**Exercise prompt**
Look for "Density" in the listing below. Gather each line that contains it.

**Stored data**

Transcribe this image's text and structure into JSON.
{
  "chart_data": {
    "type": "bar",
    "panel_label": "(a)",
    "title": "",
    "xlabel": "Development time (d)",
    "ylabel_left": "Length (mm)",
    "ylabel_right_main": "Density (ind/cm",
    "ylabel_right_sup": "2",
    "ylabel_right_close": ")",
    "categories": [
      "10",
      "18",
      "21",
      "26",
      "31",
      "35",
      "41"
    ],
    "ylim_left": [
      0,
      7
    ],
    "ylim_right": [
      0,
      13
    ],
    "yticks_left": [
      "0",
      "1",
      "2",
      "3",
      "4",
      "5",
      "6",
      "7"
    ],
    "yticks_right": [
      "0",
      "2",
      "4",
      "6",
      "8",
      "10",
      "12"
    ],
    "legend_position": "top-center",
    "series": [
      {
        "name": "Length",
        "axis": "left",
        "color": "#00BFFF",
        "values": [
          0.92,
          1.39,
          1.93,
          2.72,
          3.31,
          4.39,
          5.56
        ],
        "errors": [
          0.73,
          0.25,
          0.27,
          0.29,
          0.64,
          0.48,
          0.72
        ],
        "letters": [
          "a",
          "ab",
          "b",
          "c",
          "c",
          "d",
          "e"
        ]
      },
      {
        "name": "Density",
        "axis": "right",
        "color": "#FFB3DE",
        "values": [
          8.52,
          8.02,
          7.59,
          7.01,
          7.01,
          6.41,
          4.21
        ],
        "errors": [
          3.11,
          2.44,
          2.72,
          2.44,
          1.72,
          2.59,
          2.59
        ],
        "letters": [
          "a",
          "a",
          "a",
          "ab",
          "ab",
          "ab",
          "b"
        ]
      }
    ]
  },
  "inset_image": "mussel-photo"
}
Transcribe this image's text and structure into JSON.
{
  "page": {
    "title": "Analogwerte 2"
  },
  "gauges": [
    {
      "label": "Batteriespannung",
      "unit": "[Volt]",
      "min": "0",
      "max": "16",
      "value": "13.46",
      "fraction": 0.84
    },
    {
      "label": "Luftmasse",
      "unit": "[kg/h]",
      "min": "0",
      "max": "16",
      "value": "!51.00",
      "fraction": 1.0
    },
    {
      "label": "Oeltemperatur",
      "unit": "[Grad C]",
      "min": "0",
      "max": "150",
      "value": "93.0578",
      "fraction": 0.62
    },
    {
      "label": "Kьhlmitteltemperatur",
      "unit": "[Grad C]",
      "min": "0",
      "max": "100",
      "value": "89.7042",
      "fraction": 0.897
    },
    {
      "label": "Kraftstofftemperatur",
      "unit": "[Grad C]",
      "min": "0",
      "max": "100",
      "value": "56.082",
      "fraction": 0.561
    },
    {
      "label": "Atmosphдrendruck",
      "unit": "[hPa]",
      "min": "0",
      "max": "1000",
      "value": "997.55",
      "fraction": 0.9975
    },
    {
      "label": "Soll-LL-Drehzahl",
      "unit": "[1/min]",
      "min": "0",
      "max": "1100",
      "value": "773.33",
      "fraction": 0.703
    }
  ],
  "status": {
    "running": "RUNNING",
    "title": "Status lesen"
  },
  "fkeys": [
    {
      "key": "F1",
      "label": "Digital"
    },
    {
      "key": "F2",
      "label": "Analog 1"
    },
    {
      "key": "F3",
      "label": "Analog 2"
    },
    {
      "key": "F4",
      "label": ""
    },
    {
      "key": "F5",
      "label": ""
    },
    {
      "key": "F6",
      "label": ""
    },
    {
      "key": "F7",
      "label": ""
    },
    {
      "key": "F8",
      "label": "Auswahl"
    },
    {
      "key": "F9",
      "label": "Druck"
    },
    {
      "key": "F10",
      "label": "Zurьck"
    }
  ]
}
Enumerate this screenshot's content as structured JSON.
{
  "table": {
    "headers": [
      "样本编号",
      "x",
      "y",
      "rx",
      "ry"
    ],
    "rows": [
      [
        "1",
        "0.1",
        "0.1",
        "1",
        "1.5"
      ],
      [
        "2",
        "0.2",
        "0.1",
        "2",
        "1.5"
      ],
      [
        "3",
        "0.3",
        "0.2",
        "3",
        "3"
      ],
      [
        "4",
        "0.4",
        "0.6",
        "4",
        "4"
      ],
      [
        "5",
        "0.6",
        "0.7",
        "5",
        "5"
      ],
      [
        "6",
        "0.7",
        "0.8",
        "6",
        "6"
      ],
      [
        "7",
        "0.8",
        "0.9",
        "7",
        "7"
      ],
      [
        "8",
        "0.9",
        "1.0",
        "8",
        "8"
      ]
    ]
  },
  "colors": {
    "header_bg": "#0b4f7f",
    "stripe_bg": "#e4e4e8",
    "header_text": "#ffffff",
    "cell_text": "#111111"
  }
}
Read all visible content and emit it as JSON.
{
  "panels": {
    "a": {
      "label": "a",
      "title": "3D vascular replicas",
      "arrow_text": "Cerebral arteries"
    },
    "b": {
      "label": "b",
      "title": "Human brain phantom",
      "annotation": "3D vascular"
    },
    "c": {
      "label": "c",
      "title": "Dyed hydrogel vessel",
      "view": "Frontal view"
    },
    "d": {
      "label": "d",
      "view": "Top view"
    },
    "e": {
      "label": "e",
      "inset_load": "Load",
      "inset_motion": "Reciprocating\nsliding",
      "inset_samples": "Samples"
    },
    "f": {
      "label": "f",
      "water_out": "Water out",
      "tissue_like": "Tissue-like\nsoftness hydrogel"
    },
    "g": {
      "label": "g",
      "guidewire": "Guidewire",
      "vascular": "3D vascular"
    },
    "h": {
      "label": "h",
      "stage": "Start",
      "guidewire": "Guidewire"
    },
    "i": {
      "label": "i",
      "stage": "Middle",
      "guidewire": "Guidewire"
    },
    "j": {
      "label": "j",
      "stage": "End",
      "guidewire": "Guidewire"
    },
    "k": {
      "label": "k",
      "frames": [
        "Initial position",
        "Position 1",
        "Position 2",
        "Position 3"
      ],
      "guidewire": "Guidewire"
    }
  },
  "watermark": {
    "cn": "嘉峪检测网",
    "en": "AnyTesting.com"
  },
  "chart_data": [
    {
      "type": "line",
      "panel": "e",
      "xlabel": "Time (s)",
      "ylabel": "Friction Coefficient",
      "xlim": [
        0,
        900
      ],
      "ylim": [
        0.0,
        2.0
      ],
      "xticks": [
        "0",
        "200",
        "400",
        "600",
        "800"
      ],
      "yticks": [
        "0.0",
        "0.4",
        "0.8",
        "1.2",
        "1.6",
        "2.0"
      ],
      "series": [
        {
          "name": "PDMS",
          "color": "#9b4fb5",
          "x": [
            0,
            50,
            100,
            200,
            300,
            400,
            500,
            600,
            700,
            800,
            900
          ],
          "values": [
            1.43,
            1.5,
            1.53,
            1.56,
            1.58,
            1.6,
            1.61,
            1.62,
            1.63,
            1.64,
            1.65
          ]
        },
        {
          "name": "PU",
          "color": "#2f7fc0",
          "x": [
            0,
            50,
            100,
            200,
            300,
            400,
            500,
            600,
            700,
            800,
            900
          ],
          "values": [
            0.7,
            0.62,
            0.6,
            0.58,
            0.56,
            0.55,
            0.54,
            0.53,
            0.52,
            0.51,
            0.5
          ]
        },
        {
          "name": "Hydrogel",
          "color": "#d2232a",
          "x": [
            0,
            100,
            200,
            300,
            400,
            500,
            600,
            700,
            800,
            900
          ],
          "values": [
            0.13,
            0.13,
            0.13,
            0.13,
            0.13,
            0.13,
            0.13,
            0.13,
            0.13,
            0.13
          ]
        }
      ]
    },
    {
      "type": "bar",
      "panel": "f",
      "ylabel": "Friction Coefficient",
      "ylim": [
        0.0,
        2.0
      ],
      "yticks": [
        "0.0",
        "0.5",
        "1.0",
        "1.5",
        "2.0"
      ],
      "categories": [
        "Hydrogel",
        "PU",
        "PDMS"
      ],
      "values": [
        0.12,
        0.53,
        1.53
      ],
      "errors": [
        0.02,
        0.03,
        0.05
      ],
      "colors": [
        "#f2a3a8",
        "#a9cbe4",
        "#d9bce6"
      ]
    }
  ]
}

**Solution to this exercise**
    "ylabel_right_main": "Density (ind/cm",
        "name": "Density",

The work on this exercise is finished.